** Begin **
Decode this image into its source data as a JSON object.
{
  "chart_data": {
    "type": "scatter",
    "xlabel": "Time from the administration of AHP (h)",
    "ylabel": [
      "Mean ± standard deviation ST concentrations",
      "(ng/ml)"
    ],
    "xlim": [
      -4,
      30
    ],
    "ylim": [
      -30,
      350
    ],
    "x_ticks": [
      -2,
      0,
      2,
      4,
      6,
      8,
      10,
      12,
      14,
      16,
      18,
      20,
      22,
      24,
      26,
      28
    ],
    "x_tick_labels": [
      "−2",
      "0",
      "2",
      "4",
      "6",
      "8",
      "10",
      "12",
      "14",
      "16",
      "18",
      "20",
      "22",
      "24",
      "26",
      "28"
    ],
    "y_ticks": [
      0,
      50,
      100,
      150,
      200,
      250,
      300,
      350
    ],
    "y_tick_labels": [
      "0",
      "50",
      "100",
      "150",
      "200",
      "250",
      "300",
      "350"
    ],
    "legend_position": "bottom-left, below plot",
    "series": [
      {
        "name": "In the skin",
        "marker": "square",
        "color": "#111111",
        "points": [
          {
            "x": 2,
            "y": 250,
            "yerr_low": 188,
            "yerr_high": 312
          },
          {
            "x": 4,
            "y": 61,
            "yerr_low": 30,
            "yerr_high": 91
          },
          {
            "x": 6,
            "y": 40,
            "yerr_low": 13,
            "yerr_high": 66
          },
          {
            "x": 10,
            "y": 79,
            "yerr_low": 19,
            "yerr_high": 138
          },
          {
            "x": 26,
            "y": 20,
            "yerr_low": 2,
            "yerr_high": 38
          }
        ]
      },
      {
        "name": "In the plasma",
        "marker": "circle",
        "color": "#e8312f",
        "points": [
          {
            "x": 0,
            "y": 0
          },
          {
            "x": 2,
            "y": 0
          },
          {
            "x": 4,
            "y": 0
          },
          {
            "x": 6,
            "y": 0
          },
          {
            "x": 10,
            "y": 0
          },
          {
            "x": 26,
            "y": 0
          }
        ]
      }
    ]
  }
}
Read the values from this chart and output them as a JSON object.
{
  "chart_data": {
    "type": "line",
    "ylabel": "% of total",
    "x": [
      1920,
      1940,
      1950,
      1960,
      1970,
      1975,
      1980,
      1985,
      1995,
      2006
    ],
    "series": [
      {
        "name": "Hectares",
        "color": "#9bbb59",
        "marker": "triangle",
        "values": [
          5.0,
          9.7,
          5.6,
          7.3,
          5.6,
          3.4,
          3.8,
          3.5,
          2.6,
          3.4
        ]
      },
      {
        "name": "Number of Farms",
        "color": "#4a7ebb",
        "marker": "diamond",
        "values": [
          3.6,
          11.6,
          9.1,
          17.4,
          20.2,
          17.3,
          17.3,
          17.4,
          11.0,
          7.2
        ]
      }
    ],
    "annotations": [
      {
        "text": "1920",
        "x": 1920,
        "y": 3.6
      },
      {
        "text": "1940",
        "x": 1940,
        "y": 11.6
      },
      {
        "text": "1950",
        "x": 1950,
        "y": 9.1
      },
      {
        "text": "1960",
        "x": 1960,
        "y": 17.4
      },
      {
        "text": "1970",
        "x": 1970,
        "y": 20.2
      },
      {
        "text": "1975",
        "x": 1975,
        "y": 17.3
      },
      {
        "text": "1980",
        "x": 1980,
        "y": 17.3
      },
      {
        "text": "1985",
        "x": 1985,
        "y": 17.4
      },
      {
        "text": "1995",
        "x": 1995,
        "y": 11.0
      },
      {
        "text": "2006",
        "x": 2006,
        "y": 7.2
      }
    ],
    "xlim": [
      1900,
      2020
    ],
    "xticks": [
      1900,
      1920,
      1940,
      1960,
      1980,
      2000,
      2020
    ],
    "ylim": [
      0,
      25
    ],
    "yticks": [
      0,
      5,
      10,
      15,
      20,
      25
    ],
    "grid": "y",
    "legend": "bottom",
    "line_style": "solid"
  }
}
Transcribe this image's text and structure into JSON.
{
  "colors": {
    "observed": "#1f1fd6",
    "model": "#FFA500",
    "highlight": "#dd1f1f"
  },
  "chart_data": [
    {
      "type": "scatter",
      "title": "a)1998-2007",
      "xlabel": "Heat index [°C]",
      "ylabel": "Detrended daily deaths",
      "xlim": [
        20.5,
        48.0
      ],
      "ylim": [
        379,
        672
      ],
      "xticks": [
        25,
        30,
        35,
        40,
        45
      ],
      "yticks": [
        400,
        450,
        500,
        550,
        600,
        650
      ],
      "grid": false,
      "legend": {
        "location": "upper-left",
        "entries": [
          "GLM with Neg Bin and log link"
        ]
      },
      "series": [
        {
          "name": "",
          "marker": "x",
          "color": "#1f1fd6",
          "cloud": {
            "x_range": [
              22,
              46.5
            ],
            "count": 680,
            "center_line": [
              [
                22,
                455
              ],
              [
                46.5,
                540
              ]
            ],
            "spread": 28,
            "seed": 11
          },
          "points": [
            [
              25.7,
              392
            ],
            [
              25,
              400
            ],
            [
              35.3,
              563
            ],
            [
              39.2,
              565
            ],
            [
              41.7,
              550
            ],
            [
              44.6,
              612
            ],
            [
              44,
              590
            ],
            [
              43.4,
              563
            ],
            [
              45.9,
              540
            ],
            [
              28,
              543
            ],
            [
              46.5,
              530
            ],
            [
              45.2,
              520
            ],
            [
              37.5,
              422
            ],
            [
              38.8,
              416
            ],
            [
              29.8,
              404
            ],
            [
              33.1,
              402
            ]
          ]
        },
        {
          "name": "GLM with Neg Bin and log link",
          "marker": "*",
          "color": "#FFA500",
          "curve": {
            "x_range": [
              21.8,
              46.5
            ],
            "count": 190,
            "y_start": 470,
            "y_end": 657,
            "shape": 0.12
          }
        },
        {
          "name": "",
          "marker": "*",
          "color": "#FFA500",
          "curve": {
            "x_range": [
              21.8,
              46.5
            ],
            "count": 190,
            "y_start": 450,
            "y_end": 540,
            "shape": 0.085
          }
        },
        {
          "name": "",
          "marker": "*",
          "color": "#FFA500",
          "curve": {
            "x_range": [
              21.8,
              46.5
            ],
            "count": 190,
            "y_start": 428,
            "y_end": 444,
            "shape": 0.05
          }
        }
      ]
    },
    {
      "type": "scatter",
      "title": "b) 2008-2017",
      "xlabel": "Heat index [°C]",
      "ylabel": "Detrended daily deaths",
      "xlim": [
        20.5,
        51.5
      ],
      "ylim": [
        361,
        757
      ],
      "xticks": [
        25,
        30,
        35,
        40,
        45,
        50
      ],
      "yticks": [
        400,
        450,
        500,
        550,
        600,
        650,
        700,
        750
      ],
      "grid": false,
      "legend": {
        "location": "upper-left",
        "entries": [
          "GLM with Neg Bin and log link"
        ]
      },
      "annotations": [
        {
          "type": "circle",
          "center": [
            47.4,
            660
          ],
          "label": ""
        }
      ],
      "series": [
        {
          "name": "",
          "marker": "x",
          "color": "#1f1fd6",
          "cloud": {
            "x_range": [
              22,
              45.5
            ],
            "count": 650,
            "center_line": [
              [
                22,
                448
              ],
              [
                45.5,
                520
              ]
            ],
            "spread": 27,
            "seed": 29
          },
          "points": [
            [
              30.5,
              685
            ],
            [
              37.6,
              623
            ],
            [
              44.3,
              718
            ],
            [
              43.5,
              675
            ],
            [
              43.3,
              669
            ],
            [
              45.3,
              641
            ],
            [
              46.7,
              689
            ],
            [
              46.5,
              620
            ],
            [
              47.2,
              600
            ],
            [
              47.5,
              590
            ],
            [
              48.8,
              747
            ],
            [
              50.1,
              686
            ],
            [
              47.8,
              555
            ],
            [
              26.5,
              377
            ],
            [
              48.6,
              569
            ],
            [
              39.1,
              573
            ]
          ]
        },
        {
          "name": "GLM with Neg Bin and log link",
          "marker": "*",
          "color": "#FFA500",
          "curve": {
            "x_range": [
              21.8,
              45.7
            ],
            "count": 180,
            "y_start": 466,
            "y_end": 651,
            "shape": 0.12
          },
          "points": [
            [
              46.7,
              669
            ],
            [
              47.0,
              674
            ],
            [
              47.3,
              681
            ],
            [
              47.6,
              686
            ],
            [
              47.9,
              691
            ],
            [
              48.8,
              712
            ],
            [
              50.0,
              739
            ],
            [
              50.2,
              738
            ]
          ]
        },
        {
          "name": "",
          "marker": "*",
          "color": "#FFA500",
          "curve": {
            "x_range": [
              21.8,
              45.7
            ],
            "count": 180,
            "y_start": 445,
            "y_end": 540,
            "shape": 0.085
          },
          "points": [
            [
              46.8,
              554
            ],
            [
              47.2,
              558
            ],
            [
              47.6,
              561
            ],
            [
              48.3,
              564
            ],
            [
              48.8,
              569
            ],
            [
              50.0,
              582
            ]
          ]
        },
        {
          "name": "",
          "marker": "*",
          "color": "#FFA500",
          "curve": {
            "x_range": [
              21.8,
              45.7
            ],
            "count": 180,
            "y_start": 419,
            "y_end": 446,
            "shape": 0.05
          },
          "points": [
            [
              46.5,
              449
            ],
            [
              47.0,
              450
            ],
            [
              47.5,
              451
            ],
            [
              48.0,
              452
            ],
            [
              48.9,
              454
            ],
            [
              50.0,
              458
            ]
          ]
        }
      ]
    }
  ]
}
** End **
> AIM OF THE TASK: Show each line holding the word "image".

> THE ANSWER:
Decode this image into its source data as a JSON object.
Transcribe this image's text and structure into JSON.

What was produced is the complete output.